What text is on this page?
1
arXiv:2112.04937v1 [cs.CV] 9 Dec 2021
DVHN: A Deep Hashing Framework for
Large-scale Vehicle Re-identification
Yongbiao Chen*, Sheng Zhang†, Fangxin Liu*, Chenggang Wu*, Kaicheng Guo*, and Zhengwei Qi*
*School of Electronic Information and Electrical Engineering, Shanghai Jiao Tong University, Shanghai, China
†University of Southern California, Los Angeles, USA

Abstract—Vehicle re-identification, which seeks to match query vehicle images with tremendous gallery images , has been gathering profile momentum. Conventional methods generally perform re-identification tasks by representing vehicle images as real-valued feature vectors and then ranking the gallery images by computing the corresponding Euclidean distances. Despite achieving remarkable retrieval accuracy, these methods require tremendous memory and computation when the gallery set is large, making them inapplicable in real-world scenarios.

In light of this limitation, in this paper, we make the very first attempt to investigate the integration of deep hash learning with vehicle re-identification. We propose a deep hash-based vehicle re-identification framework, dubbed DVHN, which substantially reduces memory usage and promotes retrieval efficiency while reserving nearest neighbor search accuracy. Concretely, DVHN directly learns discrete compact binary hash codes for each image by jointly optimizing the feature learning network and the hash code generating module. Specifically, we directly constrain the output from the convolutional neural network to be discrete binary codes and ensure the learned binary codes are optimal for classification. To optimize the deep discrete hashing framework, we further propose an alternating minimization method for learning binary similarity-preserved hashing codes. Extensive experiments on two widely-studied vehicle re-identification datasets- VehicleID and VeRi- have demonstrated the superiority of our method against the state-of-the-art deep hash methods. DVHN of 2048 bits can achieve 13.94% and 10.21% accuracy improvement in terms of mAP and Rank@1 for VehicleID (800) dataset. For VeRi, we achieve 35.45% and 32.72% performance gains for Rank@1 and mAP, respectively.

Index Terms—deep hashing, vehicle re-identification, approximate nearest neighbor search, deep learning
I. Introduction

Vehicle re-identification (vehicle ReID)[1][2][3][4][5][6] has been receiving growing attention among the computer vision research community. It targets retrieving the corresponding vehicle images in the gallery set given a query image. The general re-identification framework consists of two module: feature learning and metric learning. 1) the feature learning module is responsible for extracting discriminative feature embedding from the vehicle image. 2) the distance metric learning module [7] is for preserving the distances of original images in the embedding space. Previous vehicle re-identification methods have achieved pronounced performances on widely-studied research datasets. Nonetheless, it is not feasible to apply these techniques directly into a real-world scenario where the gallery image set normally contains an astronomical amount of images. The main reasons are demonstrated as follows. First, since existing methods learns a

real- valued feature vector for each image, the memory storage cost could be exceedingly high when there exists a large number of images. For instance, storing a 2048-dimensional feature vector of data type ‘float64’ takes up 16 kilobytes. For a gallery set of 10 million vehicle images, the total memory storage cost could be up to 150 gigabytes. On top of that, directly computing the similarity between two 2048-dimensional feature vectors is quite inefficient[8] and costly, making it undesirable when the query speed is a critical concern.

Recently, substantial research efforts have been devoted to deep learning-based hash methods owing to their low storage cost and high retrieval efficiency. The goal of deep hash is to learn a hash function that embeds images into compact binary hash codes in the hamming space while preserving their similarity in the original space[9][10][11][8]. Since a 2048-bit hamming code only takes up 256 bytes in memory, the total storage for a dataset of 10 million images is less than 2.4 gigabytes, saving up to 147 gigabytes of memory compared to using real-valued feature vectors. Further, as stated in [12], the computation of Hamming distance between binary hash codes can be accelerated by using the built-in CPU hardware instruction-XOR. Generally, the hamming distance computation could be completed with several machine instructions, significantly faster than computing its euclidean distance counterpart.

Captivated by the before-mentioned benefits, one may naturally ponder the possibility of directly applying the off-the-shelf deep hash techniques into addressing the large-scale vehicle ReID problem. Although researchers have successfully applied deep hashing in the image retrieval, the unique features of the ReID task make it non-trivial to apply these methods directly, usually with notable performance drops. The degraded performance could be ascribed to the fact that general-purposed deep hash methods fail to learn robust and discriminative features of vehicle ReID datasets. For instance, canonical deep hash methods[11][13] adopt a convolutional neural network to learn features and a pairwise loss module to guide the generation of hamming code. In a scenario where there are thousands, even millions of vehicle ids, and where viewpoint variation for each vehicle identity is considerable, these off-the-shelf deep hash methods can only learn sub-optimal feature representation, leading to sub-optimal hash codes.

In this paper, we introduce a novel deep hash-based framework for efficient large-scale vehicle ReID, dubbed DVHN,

+ + + +

§ **WRITTEN INSTRUCTION**
Write out all the entries exactly.

§ **REPLY TO THE EXERCISE**
What text is on this page?
1
arXiv:2112.04937v1 [cs.CV] 9 Dec 2021
DVHN: A Deep Hashing Framework for
Large-scale Vehicle Re-identification
Yongbiao Chen*, Sheng Zhang†, Fangxin Liu*, Chenggang Wu*, Kaicheng Guo*, and Zhengwei Qi*
*School of Electronic Information and Electrical Engineering, Shanghai Jiao Tong University, Shanghai, China
†University of Southern California, Los Angeles, USA

Abstract—Vehicle re-identification, which seeks to match query vehicle images with tremendous gallery images , has been gathering profile momentum. Conventional methods generally perform re-identification tasks by representing vehicle images as real-valued feature vectors and then ranking the gallery images by computing the corresponding Euclidean distances. Despite achieving remarkable retrieval accuracy, these methods require tremendous memory and computation when the gallery set is large, making them inapplicable in real-world scenarios.

In light of this limitation, in this paper, we make the very first attempt to investigate the integration of deep hash learning with vehicle re-identification. We propose a deep hash-based vehicle re-identification framework, dubbed DVHN, which substantially reduces memory usage and promotes retrieval efficiency while reserving nearest neighbor search accuracy. Concretely, DVHN directly learns discrete compact binary hash codes for each image by jointly optimizing the feature learning network and the hash code generating module. Specifically, we directly constrain the output from the convolutional neural network to be discrete binary codes and ensure the learned binary codes are optimal for classification. To optimize the deep discrete hashing framework, we further propose an alternating minimization method for learning binary similarity-preserved hashing codes. Extensive experiments on two widely-studied vehicle re-identification datasets- VehicleID and VeRi- have demonstrated the superiority of our method against the state-of-the-art deep hash methods. DVHN of 2048 bits can achieve 13.94% and 10.21% accuracy improvement in terms of mAP and Rank@1 for VehicleID (800) dataset. For VeRi, we achieve 35.45% and 32.72% performance gains for Rank@1 and mAP, respectively.

Index Terms—deep hashing, vehicle re-identification, approximate nearest neighbor search, deep learning
I. Introduction

Vehicle re-identification (vehicle ReID)[1][2][3][4][5][6] has been receiving growing attention among the computer vision research community. It targets retrieving the corresponding vehicle images in the gallery set given a query image. The general re-identification framework consists of two module: feature learning and metric learning. 1) the feature learning module is responsible for extracting discriminative feature embedding from the vehicle image. 2) the distance metric learning module [7] is for preserving the distances of original images in the embedding space. Previous vehicle re-identification methods have achieved pronounced performances on widely-studied research datasets. Nonetheless, it is not feasible to apply these techniques directly into a real-world scenario where the gallery image set normally contains an astronomical amount of images. The main reasons are demonstrated as follows. First, since existing methods learns a

real- valued feature vector for each image, the memory storage cost could be exceedingly high when there exists a large number of images. For instance, storing a 2048-dimensional feature vector of data type ‘float64’ takes up 16 kilobytes. For a gallery set of 10 million vehicle images, the total memory storage cost could be up to 150 gigabytes. On top of that, directly computing the similarity between two 2048-dimensional feature vectors is quite inefficient[8] and costly, making it undesirable when the query speed is a critical concern.

Recently, substantial research efforts have been devoted to deep learning-based hash methods owing to their low storage cost and high retrieval efficiency. The goal of deep hash is to learn a hash function that embeds images into compact binary hash codes in the hamming space while preserving their similarity in the original space[9][10][11][8]. Since a 2048-bit hamming code only takes up 256 bytes in memory, the total storage for a dataset of 10 million images is less than 2.4 gigabytes, saving up to 147 gigabytes of memory compared to using real-valued feature vectors. Further, as stated in [12], the computation of Hamming distance between binary hash codes can be accelerated by using the built-in CPU hardware instruction-XOR. Generally, the hamming distance computation could be completed with several machine instructions, significantly faster than computing its euclidean distance counterpart.

Captivated by the before-mentioned benefits, one may naturally ponder the possibility of directly applying the off-the-shelf deep hash techniques into addressing the large-scale vehicle ReID problem. Although researchers have successfully applied deep hashing in the image retrieval, the unique features of the ReID task make it non-trivial to apply these methods directly, usually with notable performance drops. The degraded performance could be ascribed to the fact that general-purposed deep hash methods fail to learn robust and discriminative features of vehicle ReID datasets. For instance, canonical deep hash methods[11][13] adopt a convolutional neural network to learn features and a pairwise loss module to guide the generation of hamming code. In a scenario where there are thousands, even millions of vehicle ids, and where viewpoint variation for each vehicle identity is considerable, these off-the-shelf deep hash methods can only learn sub-optimal feature representation, leading to sub-optimal hash codes.

In this paper, we introduce a novel deep hash-based framework for efficient large-scale vehicle ReID, dubbed DVHN,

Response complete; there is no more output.